Exercise aim: Search the entries below for the string "from" and copy the lines that hold it.
Segment Start: Source material
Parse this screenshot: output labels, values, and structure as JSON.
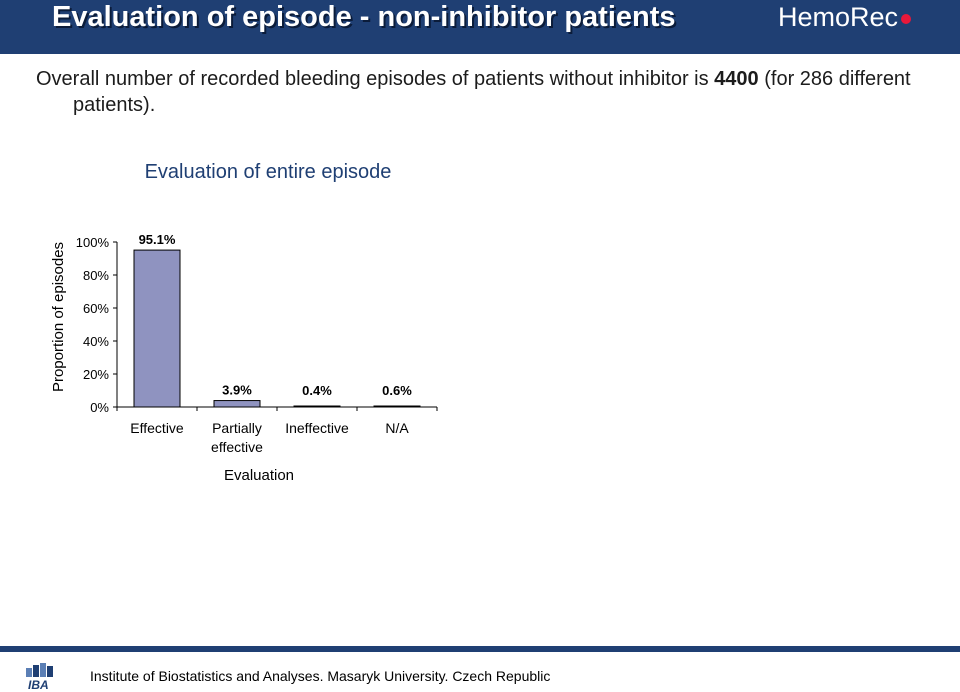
{
  "slide": {
    "title": "Evaluation of episode - non-inhibitor patients",
    "brand": "HemoRec",
    "intro_pre": "Overall number of recorded bleeding episodes of patients without inhibitor is ",
    "intro_bold": "4400",
    "intro_post": " (for 286 different patients).",
    "footer_text": "Institute of Biostatistics and Analyses. Masaryk University. Czech Republic",
    "footer_logo_text": "IBA",
    "colors": {
      "header": "#1f3f73",
      "bar": "#8f93c0",
      "brand_dot": "#e8183a"
    }
  },
  "chart_data": {
    "type": "bar",
    "title": "Evaluation of entire episode",
    "xlabel": "Evaluation",
    "ylabel": "Proportion of episodes",
    "categories": [
      "Effective",
      "Partially effective",
      "Ineffective",
      "N/A"
    ],
    "category_lines": [
      [
        "Effective"
      ],
      [
        "Partially",
        "effective"
      ],
      [
        "Ineffective"
      ],
      [
        "N/A"
      ]
    ],
    "values": [
      95.1,
      3.9,
      0.4,
      0.6
    ],
    "value_labels": [
      "95.1%",
      "3.9%",
      "0.4%",
      "0.6%"
    ],
    "yticks": [
      0,
      20,
      40,
      60,
      80,
      100
    ],
    "ytick_labels": [
      "0%",
      "20%",
      "40%",
      "60%",
      "80%",
      "100%"
    ],
    "ylim": [
      0,
      100
    ],
    "grid": false,
    "legend": false
  }
}
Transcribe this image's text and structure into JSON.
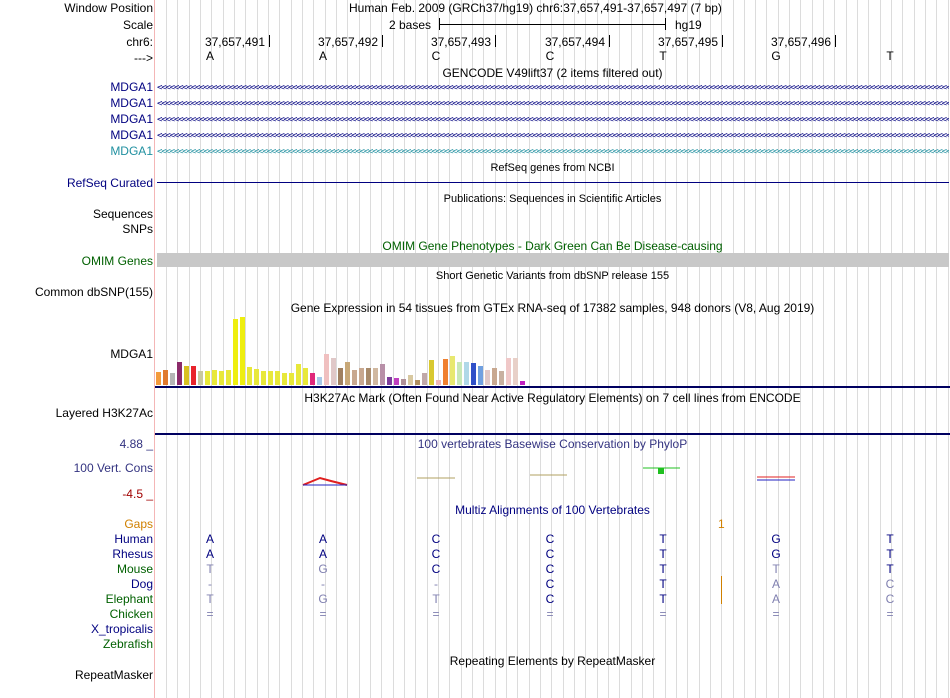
{
  "header": {
    "window_position_label": "Window Position",
    "window_position_text": "Human Feb. 2009 (GRCh37/hg19)   chr6:37,657,491-37,657,497 (7 bp)",
    "scale_label": "Scale",
    "scale_text": "2 bases",
    "scale_assembly": "hg19",
    "chrom_label": "chr6:",
    "strand_label": "--->",
    "positions": [
      "37,657,491",
      "37,657,492",
      "37,657,493",
      "37,657,494",
      "37,657,495",
      "37,657,496"
    ],
    "bases": [
      "A",
      "A",
      "C",
      "C",
      "T",
      "G",
      "T"
    ]
  },
  "tracks": {
    "gencode_title": "GENCODE V49lift37 (2 items filtered out)",
    "gencode_items": [
      "MDGA1",
      "MDGA1",
      "MDGA1",
      "MDGA1",
      "MDGA1"
    ],
    "refseq_title": "RefSeq genes from NCBI",
    "refseq_label": "RefSeq Curated",
    "publications_title": "Publications: Sequences in Scientific Articles",
    "sequences_label": "Sequences",
    "snps_label": "SNPs",
    "omim_title": "OMIM Gene Phenotypes - Dark Green Can Be Disease-causing",
    "omim_label": "OMIM Genes",
    "dbsnp_title": "Short Genetic Variants from dbSNP release 155",
    "dbsnp_label": "Common dbSNP(155)",
    "gtex_title": "Gene Expression in 54 tissues from GTEx RNA-seq of 17382 samples, 948 donors (V8, Aug 2019)",
    "gtex_label": "MDGA1",
    "h3k27_title": "H3K27Ac Mark (Often Found Near Active Regulatory Elements) on 7 cell lines from ENCODE",
    "h3k27_label": "Layered H3K27Ac",
    "cons_title": "100 vertebrates Basewise Conservation by PhyloP",
    "cons_label": "100 Vert. Cons",
    "cons_max": "4.88 _",
    "cons_min": "-4.5 _",
    "multiz_title": "Multiz Alignments of 100 Vertebrates",
    "repeat_title": "Repeating Elements by RepeatMasker",
    "repeat_label": "RepeatMasker"
  },
  "gtex_bars": [
    {
      "color": "#f39a3c",
      "value": 0.19
    },
    {
      "color": "#e07a2e",
      "value": 0.22
    },
    {
      "color": "#b5b5b5",
      "value": 0.17
    },
    {
      "color": "#8b2a6a",
      "value": 0.33
    },
    {
      "color": "#d8c020",
      "value": 0.28
    },
    {
      "color": "#e8242c",
      "value": 0.28
    },
    {
      "color": "#c8c8a0",
      "value": 0.2
    },
    {
      "color": "#e8e83a",
      "value": 0.2
    },
    {
      "color": "#e8e83a",
      "value": 0.22
    },
    {
      "color": "#e8e83a",
      "value": 0.21
    },
    {
      "color": "#e8e83a",
      "value": 0.22
    },
    {
      "color": "#eeee10",
      "value": 0.96
    },
    {
      "color": "#eeee10",
      "value": 0.99
    },
    {
      "color": "#e8e83a",
      "value": 0.26
    },
    {
      "color": "#e8e83a",
      "value": 0.23
    },
    {
      "color": "#e8e83a",
      "value": 0.21
    },
    {
      "color": "#e8e83a",
      "value": 0.2
    },
    {
      "color": "#e8e83a",
      "value": 0.2
    },
    {
      "color": "#e8e83a",
      "value": 0.18
    },
    {
      "color": "#e8e83a",
      "value": 0.18
    },
    {
      "color": "#e8e83a",
      "value": 0.3
    },
    {
      "color": "#e8e83a",
      "value": 0.24
    },
    {
      "color": "#e0287a",
      "value": 0.18
    },
    {
      "color": "#a8c8e8",
      "value": 0.12
    },
    {
      "color": "#f0c0c0",
      "value": 0.45
    },
    {
      "color": "#e0c8c8",
      "value": 0.39
    },
    {
      "color": "#a08060",
      "value": 0.25
    },
    {
      "color": "#c8a878",
      "value": 0.33
    },
    {
      "color": "#c8a890",
      "value": 0.22
    },
    {
      "color": "#c8a890",
      "value": 0.25
    },
    {
      "color": "#a88a6a",
      "value": 0.25
    },
    {
      "color": "#d0b8a0",
      "value": 0.25
    },
    {
      "color": "#b890a8",
      "value": 0.3
    },
    {
      "color": "#7c3c9c",
      "value": 0.12
    },
    {
      "color": "#c040c0",
      "value": 0.1
    },
    {
      "color": "#b09098",
      "value": 0.09
    },
    {
      "color": "#d8c8a0",
      "value": 0.15
    },
    {
      "color": "#b09060",
      "value": 0.07
    },
    {
      "color": "#c0a8a8",
      "value": 0.18
    },
    {
      "color": "#d8c830",
      "value": 0.36
    },
    {
      "color": "#f0b8b8",
      "value": 0.07
    },
    {
      "color": "#f08030",
      "value": 0.37
    },
    {
      "color": "#e8e870",
      "value": 0.42
    },
    {
      "color": "#c8e8b8",
      "value": 0.33
    },
    {
      "color": "#b0d8e8",
      "value": 0.34
    },
    {
      "color": "#3050c8",
      "value": 0.32
    },
    {
      "color": "#70a0e0",
      "value": 0.27
    },
    {
      "color": "#e0c8c8",
      "value": 0.22
    },
    {
      "color": "#c8a890",
      "value": 0.24
    },
    {
      "color": "#c8b0a0",
      "value": 0.21
    },
    {
      "color": "#f0c8c8",
      "value": 0.39
    },
    {
      "color": "#e8d0c8",
      "value": 0.39
    },
    {
      "color": "#c020c0",
      "value": 0.06
    }
  ],
  "species": [
    {
      "name": "Gaps",
      "color": "#d08000"
    },
    {
      "name": "Human",
      "color": "#000080"
    },
    {
      "name": "Rhesus",
      "color": "#000080"
    },
    {
      "name": "Mouse",
      "color": "#006000"
    },
    {
      "name": "Dog",
      "color": "#000080"
    },
    {
      "name": "Elephant",
      "color": "#006000"
    },
    {
      "name": "Chicken",
      "color": "#006000"
    },
    {
      "name": "X_tropicalis",
      "color": "#000080"
    },
    {
      "name": "Zebrafish",
      "color": "#006000"
    }
  ],
  "alignments": {
    "gap_mark": "1",
    "human": [
      "A",
      "A",
      "C",
      "C",
      "T",
      "G",
      "T"
    ],
    "rhesus": [
      "A",
      "A",
      "C",
      "C",
      "T",
      "G",
      "T"
    ],
    "mouse": [
      "T",
      "G",
      "C",
      "C",
      "T",
      "T",
      "T"
    ],
    "dog": [
      "-",
      "-",
      "-",
      "C",
      "T",
      "A",
      "C"
    ],
    "elephant": [
      "T",
      "G",
      "T",
      "C",
      "T",
      "A",
      "C"
    ],
    "chicken": [
      "=",
      "=",
      "=",
      "=",
      "=",
      "=",
      "="
    ]
  },
  "colors": {
    "navy": "#000080",
    "omim_green": "#006000",
    "omim_bar": "#c8c8c8",
    "gray_base": "#8080b0",
    "cons_label": "#333380"
  }
}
Segment End: Source material
Completed task:
    "refseq_title": "RefSeq genes from NCBI",
    "dbsnp_title": "Short Genetic Variants from dbSNP release 155",
    "gtex_title": "Gene Expression in 54 tissues from GTEx RNA-seq of 17382 samples, 948 donors (V8, Aug 2019)",
    "h3k27_title": "H3K27Ac Mark (Often Found Near Active Regulatory Elements) on 7 cell lines from ENCODE",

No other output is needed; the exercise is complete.